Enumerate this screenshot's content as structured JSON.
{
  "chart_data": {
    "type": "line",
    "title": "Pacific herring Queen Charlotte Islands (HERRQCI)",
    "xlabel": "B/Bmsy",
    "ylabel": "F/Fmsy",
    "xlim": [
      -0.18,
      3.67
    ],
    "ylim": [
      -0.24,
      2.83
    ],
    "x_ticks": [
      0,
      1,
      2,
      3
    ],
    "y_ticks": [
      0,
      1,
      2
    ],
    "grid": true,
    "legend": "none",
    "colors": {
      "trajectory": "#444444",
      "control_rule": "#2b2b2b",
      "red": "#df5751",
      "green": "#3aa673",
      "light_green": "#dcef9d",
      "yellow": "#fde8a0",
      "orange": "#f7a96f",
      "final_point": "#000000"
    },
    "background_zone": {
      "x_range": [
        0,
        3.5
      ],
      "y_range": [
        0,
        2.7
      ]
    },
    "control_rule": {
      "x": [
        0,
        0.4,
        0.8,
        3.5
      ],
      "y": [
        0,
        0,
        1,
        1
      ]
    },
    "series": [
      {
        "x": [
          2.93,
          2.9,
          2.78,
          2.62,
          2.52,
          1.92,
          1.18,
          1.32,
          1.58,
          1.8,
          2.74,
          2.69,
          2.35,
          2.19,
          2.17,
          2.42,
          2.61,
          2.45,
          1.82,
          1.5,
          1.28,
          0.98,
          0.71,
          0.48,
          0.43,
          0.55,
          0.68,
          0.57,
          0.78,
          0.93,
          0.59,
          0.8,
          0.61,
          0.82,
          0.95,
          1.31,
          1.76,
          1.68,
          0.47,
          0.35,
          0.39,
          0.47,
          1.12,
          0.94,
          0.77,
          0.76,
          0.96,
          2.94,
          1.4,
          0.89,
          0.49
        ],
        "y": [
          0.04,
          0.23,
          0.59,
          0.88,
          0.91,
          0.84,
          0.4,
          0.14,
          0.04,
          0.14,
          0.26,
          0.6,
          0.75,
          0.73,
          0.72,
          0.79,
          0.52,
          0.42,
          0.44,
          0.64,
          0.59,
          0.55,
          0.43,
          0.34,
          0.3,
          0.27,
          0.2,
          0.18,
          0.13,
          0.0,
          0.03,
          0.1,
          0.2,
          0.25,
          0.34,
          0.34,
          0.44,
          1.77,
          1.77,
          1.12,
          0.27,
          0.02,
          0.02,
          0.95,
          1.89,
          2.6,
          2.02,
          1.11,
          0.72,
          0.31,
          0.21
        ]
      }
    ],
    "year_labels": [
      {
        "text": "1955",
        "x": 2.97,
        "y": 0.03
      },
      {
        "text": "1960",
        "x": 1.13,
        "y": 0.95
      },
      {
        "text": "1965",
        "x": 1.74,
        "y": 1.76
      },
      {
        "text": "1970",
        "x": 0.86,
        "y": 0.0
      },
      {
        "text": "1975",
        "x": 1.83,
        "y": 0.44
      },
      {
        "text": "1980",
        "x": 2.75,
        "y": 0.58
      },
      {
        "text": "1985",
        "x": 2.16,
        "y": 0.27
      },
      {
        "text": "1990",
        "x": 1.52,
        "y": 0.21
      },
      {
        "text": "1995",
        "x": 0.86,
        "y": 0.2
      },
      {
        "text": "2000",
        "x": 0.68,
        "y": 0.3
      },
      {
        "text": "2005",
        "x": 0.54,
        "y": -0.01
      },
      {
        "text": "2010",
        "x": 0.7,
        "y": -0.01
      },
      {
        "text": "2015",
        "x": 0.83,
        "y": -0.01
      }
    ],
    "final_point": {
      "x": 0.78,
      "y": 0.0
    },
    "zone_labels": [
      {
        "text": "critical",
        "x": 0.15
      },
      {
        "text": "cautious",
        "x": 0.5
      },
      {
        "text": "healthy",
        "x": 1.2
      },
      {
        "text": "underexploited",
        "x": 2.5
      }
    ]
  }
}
-.-.-
Your goal:
Return each entry from the material above exactly as it appears.

Written response:
Enumerate this screenshot's content as structured JSON.
{
  "chart_data": {
    "type": "line",
    "title": "Pacific herring Queen Charlotte Islands (HERRQCI)",
    "xlabel": "B/Bmsy",
    "ylabel": "F/Fmsy",
    "xlim": [
      -0.18,
      3.67
    ],
    "ylim": [
      -0.24,
      2.83
    ],
    "x_ticks": [
      0,
      1,
      2,
      3
    ],
    "y_ticks": [
      0,
      1,
      2
    ],
    "grid": true,
    "legend": "none",
    "colors": {
      "trajectory": "#444444",
      "control_rule": "#2b2b2b",
      "red": "#df5751",
      "green": "#3aa673",
      "light_green": "#dcef9d",
      "yellow": "#fde8a0",
      "orange": "#f7a96f",
      "final_point": "#000000"
    },
    "background_zone": {
      "x_range": [
        0,
        3.5
      ],
      "y_range": [
        0,
        2.7
      ]
    },
    "control_rule": {
      "x": [
        0,
        0.4,
        0.8,
        3.5
      ],
      "y": [
        0,
        0,
        1,
        1
      ]
    },
    "series": [
      {
        "x": [
          2.93,
          2.9,
          2.78,
          2.62,
          2.52,
          1.92,
          1.18,
          1.32,
          1.58,
          1.8,
          2.74,
          2.69,
          2.35,
          2.19,
          2.17,
          2.42,
          2.61,
          2.45,
          1.82,
          1.5,
          1.28,
          0.98,
          0.71,
          0.48,
          0.43,
          0.55,
          0.68,
          0.57,
          0.78,
          0.93,
          0.59,
          0.8,
          0.61,
          0.82,
          0.95,
          1.31,
          1.76,
          1.68,
          0.47,
          0.35,
          0.39,
          0.47,
          1.12,
          0.94,
          0.77,
          0.76,
          0.96,
          2.94,
          1.4,
          0.89,
          0.49
        ],
        "y": [
          0.04,
          0.23,
          0.59,
          0.88,
          0.91,
          0.84,
          0.4,
          0.14,
          0.04,
          0.14,
          0.26,
          0.6,
          0.75,
          0.73,
          0.72,
          0.79,
          0.52,
          0.42,
          0.44,
          0.64,
          0.59,
          0.55,
          0.43,
          0.34,
          0.3,
          0.27,
          0.2,
          0.18,
          0.13,
          0.0,
          0.03,
          0.1,
          0.2,
          0.25,
          0.34,
          0.34,
          0.44,
          1.77,
          1.77,
          1.12,
          0.27,
          0.02,
          0.02,
          0.95,
          1.89,
          2.6,
          2.02,
          1.11,
          0.72,
          0.31,
          0.21
        ]
      }
    ],
    "year_labels": [
      {
        "text": "1955",
        "x": 2.97,
        "y": 0.03
      },
      {
        "text": "1960",
        "x": 1.13,
        "y": 0.95
      },
      {
        "text": "1965",
        "x": 1.74,
        "y": 1.76
      },
      {
        "text": "1970",
        "x": 0.86,
        "y": 0.0
      },
      {
        "text": "1975",
        "x": 1.83,
        "y": 0.44
      },
      {
        "text": "1980",
        "x": 2.75,
        "y": 0.58
      },
      {
        "text": "1985",
        "x": 2.16,
        "y": 0.27
      },
      {
        "text": "1990",
        "x": 1.52,
        "y": 0.21
      },
      {
        "text": "1995",
        "x": 0.86,
        "y": 0.2
      },
      {
        "text": "2000",
        "x": 0.68,
        "y": 0.3
      },
      {
        "text": "2005",
        "x": 0.54,
        "y": -0.01
      },
      {
        "text": "2010",
        "x": 0.7,
        "y": -0.01
      },
      {
        "text": "2015",
        "x": 0.83,
        "y": -0.01
      }
    ],
    "final_point": {
      "x": 0.78,
      "y": 0.0
    },
    "zone_labels": [
      {
        "text": "critical",
        "x": 0.15
      },
      {
        "text": "cautious",
        "x": 0.5
      },
      {
        "text": "healthy",
        "x": 1.2
      },
      {
        "text": "underexploited",
        "x": 2.5
      }
    ]
  }
}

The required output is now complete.